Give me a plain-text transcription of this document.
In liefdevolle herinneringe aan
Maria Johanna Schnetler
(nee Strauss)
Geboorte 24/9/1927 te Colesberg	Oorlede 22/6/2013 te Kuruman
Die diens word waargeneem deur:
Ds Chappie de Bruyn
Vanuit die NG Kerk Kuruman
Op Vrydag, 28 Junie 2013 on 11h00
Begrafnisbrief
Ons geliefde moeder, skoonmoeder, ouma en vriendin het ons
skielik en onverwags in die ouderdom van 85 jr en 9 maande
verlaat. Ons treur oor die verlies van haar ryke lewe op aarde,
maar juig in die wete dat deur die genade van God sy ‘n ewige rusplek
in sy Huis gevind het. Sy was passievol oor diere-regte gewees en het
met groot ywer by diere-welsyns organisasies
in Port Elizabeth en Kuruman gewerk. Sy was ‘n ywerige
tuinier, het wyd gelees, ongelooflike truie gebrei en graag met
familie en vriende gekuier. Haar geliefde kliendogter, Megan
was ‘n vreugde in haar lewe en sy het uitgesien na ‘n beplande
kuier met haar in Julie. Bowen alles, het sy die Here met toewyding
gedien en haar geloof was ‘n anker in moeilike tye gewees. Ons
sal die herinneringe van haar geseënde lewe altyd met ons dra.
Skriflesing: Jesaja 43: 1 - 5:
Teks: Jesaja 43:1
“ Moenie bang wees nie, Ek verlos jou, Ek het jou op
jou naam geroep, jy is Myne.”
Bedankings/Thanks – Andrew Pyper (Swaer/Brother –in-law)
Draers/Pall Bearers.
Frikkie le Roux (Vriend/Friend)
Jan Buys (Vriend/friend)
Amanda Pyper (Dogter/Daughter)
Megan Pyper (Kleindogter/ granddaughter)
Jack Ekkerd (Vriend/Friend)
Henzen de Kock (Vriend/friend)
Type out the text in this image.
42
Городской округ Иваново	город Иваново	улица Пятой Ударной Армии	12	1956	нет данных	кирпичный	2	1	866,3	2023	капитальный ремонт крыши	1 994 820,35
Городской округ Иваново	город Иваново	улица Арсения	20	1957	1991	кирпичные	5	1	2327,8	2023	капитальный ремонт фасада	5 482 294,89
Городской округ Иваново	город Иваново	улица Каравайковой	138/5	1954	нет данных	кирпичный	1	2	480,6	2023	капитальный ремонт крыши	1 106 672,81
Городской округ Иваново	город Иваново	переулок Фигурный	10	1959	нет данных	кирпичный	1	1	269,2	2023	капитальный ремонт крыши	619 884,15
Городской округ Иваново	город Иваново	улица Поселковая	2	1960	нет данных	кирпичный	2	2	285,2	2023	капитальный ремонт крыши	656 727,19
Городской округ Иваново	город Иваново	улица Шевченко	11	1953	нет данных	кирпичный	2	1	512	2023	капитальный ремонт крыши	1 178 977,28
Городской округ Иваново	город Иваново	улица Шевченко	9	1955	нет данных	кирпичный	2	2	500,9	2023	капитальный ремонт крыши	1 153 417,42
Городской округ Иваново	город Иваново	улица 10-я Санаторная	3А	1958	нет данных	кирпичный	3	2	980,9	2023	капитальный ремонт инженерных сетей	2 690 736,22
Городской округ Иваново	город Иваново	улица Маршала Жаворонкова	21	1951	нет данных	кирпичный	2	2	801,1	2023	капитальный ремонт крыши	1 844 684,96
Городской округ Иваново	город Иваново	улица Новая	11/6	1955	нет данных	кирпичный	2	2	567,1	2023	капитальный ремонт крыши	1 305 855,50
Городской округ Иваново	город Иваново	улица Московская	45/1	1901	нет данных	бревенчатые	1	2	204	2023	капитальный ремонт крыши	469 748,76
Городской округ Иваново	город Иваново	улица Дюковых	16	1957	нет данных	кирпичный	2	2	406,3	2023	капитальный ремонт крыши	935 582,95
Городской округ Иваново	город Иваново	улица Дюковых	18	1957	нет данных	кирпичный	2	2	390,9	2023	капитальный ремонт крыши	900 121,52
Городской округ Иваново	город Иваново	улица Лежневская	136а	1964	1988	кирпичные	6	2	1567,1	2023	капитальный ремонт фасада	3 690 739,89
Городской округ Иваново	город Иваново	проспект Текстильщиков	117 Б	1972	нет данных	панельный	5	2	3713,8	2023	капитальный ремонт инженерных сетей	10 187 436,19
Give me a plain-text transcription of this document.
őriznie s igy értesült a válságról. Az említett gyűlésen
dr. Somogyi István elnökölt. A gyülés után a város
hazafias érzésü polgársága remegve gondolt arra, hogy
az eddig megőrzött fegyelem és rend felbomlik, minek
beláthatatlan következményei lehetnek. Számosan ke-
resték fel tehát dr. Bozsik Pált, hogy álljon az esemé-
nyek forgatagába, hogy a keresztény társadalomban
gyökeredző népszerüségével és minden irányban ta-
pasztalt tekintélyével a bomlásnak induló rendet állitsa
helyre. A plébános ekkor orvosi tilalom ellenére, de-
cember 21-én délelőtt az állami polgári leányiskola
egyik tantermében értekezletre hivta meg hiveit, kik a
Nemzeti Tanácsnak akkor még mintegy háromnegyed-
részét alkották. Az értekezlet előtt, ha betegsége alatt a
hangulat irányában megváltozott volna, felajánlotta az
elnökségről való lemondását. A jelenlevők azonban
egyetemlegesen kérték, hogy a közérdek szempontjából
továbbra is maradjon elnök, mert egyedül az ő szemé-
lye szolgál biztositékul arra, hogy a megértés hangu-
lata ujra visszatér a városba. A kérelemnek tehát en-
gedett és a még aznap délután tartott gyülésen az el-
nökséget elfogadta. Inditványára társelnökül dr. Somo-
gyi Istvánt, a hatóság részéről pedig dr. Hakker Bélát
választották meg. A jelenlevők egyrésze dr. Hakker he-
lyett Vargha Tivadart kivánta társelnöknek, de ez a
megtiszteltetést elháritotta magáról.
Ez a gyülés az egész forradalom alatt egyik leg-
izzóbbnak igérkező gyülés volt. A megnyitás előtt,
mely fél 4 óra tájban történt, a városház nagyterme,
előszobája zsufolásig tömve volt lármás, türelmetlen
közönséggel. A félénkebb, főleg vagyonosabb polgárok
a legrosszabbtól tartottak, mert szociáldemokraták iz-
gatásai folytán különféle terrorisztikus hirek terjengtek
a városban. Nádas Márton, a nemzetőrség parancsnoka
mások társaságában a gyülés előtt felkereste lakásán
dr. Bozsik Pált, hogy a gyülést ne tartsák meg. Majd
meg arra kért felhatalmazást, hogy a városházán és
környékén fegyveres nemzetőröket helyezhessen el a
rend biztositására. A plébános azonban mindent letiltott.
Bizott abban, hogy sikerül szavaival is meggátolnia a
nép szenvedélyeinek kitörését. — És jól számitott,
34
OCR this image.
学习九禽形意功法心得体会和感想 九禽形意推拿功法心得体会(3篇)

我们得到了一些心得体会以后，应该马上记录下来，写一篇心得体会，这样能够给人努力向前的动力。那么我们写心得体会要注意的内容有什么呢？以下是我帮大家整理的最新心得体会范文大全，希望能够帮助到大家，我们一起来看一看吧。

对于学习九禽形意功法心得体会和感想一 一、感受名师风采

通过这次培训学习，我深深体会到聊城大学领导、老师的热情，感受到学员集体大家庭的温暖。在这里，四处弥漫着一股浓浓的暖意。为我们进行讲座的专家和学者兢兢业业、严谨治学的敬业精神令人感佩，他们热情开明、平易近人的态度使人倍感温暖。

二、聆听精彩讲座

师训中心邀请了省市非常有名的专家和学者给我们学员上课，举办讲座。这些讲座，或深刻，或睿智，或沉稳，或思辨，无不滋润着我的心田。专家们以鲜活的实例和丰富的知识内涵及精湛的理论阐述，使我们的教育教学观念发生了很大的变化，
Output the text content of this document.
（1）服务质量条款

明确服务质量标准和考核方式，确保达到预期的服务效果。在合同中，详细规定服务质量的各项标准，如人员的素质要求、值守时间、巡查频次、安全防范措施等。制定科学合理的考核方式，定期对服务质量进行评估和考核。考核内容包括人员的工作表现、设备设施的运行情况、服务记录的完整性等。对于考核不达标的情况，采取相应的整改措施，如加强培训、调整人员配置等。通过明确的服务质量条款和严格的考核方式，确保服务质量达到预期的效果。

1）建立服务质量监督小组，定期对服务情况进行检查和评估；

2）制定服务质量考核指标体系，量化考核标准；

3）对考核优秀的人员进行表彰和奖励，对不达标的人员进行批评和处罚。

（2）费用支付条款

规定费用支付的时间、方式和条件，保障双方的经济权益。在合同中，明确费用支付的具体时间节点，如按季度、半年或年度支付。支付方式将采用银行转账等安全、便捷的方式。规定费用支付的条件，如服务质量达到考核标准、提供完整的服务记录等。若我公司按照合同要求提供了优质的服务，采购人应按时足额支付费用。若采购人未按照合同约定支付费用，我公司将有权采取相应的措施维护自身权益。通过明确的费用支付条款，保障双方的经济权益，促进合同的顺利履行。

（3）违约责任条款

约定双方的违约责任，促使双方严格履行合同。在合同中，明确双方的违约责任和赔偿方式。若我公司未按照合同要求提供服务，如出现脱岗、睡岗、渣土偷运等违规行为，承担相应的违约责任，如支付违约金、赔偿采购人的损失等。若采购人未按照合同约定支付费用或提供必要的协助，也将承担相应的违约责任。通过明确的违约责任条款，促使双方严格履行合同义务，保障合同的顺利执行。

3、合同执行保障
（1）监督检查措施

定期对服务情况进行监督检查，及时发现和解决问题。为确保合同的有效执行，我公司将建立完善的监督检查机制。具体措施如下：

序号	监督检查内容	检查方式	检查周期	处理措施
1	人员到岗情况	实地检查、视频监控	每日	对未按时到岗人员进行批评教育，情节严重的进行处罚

Stated goal
State how many lines of the records above contain the word "geliefde", giving only that number.

Result for this exercise
2